Items listed in a dataset
— Start —
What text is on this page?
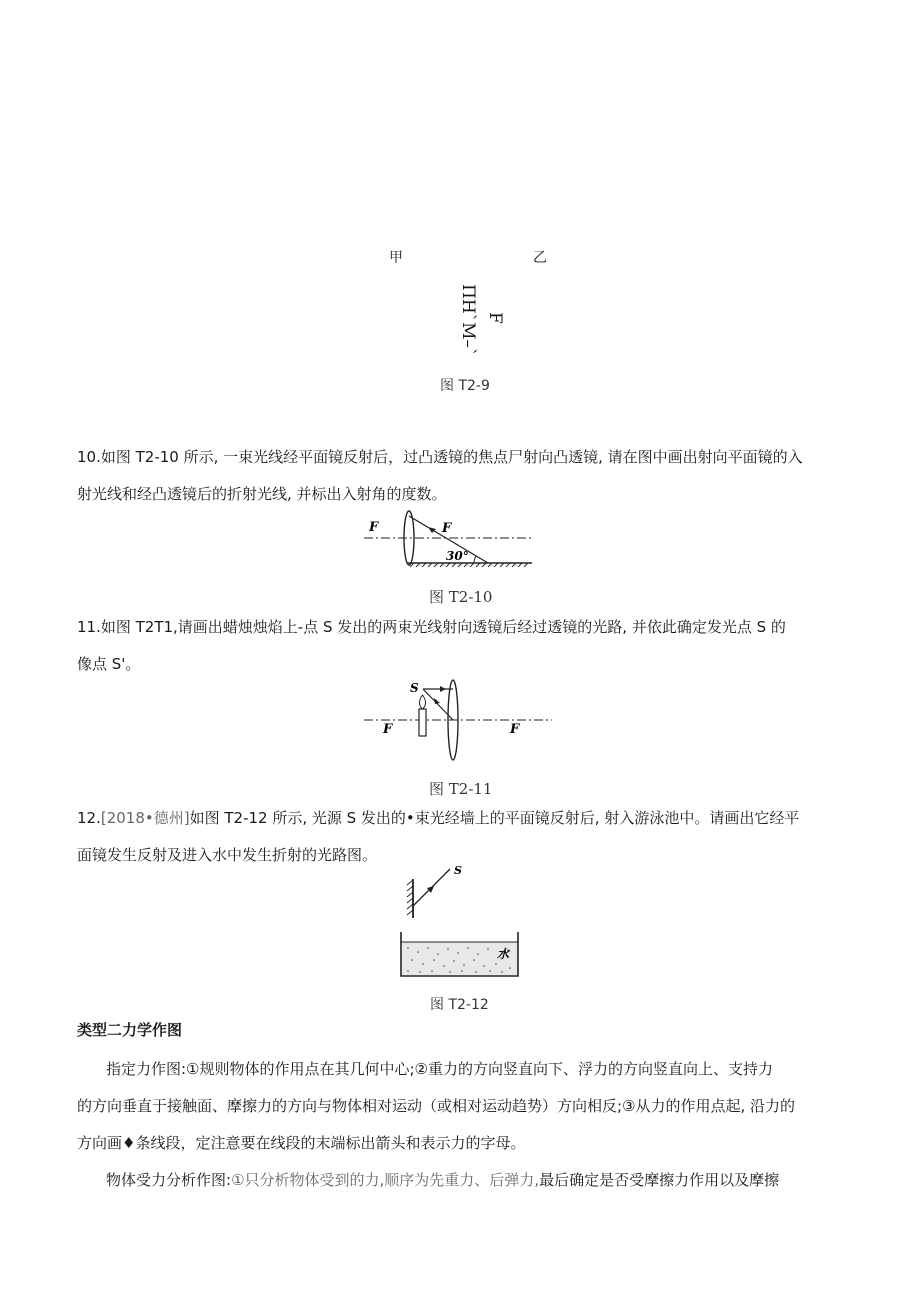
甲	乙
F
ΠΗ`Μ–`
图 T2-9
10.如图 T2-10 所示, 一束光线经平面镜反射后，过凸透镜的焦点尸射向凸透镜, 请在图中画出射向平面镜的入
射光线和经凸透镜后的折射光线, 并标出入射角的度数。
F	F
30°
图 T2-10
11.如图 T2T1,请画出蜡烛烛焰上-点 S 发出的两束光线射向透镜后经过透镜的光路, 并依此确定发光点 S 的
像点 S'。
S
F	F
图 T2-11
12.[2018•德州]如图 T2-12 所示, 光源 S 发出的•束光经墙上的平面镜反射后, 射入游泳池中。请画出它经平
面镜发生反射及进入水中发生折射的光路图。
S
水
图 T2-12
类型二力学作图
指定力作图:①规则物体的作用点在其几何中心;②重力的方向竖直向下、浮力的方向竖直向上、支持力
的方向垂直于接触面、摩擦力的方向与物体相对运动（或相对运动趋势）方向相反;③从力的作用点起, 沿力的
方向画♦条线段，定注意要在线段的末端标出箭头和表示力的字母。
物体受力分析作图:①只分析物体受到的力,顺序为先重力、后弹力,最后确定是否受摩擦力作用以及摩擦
— End —
◆ DIRECTIVE ◆
Every entry above should be duplicated exactly. Do not include the images.

◆ IN RESPONSE ◆
What text is on this page?
甲	乙
F
ΠΗ`Μ–`
图 T2-9
10.如图 T2-10 所示, 一束光线经平面镜反射后，过凸透镜的焦点尸射向凸透镜, 请在图中画出射向平面镜的入
射光线和经凸透镜后的折射光线, 并标出入射角的度数。
F	F
30°
图 T2-10
11.如图 T2T1,请画出蜡烛烛焰上-点 S 发出的两束光线射向透镜后经过透镜的光路, 并依此确定发光点 S 的
像点 S'。
S
F	F
图 T2-11
12.[2018•德州]如图 T2-12 所示, 光源 S 发出的•束光经墙上的平面镜反射后, 射入游泳池中。请画出它经平
面镜发生反射及进入水中发生折射的光路图。
S
水
图 T2-12
类型二力学作图
指定力作图:①规则物体的作用点在其几何中心;②重力的方向竖直向下、浮力的方向竖直向上、支持力
的方向垂直于接触面、摩擦力的方向与物体相对运动（或相对运动趋势）方向相反;③从力的作用点起, 沿力的
方向画♦条线段，定注意要在线段的末端标出箭头和表示力的字母。
物体受力分析作图:①只分析物体受到的力,顺序为先重力、后弹力,最后确定是否受摩擦力作用以及摩擦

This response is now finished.